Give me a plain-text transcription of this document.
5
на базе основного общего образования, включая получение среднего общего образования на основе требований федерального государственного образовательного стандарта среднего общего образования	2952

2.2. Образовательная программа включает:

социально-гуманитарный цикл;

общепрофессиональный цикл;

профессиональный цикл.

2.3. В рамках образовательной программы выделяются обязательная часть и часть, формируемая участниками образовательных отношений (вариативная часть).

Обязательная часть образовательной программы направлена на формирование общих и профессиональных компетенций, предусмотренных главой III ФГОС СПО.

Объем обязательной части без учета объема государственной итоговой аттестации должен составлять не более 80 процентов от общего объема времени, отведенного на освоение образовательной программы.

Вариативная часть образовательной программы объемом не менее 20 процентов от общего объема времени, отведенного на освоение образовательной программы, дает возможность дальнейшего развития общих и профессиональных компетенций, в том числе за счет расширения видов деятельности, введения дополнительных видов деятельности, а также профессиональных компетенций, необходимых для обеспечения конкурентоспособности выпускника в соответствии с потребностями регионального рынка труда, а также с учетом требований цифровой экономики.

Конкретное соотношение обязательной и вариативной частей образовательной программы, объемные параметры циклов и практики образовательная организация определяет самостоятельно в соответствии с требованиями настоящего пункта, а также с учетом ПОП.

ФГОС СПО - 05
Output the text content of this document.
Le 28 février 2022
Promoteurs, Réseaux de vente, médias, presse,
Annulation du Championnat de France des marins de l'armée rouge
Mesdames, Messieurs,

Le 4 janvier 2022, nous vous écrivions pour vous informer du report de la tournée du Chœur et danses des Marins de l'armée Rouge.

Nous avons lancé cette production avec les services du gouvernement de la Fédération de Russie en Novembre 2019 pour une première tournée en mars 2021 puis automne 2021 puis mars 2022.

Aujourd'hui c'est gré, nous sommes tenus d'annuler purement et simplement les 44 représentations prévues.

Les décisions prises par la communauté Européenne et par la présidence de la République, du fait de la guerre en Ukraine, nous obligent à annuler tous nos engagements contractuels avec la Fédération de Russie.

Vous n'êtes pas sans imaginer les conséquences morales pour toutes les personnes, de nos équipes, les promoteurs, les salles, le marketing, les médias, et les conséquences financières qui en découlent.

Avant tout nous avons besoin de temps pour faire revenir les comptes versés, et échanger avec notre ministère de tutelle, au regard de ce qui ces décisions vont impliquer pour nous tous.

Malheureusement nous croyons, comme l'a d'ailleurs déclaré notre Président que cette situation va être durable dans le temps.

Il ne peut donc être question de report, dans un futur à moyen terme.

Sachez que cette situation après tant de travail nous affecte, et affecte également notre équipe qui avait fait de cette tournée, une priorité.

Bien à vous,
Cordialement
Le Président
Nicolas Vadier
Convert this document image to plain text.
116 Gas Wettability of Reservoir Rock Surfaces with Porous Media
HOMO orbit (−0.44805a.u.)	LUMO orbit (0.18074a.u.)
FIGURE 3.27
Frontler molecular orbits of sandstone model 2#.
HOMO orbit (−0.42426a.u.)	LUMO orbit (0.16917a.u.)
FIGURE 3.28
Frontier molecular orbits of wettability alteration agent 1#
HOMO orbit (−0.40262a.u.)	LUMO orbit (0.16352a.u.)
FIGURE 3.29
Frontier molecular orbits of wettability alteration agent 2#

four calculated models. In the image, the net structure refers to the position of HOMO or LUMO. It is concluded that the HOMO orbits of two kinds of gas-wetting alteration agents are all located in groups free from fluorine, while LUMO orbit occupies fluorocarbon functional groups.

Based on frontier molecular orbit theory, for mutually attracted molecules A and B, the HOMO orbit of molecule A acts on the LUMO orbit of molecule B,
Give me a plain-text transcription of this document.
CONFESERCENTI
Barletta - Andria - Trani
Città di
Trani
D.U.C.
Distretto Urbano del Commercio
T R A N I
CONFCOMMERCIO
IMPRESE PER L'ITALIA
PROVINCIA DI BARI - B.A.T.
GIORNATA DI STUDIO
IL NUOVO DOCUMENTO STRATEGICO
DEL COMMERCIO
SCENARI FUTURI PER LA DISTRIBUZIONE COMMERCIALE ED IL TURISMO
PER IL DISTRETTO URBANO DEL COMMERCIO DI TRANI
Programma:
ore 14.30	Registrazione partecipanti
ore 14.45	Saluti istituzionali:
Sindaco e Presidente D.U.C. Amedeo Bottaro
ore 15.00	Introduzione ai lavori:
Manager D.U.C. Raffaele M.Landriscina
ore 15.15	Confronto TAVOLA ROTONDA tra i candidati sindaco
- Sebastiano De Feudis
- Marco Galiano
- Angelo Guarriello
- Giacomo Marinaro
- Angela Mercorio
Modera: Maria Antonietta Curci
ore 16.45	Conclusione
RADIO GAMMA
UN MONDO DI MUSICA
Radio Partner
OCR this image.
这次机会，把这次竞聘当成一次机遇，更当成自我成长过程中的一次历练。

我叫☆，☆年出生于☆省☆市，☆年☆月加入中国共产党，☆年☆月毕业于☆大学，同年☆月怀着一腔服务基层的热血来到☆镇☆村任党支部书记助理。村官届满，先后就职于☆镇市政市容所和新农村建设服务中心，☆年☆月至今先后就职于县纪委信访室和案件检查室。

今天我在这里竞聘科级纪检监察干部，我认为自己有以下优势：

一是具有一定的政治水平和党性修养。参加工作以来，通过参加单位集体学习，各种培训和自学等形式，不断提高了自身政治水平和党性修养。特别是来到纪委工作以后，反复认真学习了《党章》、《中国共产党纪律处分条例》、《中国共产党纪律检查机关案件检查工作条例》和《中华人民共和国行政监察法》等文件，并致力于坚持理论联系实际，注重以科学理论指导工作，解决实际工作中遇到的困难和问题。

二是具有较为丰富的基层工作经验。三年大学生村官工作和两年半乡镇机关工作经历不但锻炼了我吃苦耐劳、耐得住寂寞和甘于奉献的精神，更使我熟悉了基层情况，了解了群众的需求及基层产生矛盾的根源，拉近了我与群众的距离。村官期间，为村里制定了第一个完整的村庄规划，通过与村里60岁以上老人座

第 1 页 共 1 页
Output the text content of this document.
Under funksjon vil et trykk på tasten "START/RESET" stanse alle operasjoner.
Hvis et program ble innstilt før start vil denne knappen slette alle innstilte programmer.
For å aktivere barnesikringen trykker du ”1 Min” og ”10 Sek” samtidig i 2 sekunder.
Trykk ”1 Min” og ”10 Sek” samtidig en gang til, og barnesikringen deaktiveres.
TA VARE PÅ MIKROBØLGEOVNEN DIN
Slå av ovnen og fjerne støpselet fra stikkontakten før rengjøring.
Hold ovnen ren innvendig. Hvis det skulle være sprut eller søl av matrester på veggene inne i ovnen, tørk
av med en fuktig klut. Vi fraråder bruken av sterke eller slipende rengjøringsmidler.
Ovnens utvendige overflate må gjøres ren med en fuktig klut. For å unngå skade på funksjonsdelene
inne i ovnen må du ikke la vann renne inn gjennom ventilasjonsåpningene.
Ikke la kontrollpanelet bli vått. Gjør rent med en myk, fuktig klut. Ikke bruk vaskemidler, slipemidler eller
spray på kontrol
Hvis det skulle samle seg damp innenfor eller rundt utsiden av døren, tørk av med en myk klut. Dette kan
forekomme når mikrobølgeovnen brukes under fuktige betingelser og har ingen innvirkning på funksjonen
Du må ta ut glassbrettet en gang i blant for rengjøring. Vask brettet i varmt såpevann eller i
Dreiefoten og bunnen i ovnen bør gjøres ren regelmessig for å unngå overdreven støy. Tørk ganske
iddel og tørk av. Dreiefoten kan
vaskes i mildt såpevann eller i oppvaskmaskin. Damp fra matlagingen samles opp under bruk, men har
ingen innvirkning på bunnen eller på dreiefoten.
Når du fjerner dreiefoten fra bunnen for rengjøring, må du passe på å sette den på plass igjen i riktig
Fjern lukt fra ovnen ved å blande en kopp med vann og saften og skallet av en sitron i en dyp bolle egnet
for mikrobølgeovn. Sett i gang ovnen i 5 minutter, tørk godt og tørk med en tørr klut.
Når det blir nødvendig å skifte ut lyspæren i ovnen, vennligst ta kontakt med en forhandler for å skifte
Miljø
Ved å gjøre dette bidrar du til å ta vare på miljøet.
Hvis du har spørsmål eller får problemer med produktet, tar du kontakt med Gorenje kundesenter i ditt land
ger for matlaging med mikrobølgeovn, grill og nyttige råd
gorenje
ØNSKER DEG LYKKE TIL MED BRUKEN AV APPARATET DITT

_ _ _ _ _ _ _

To do: Which lines hold the string "tous"? List them all.

Expected output:
Les décisions prises par la communauté Européenne et par la présidence de la République, du fait de la guerre en Ukraine, nous obligent à annuler tous nos engagements contractuels avec la Fédération de Russie.
Avant tout nous avons besoin de temps pour faire revenir les comptes versés, et échanger avec notre ministère de tutelle, au regard de ce qui ces décisions vont impliquer pour nous tous.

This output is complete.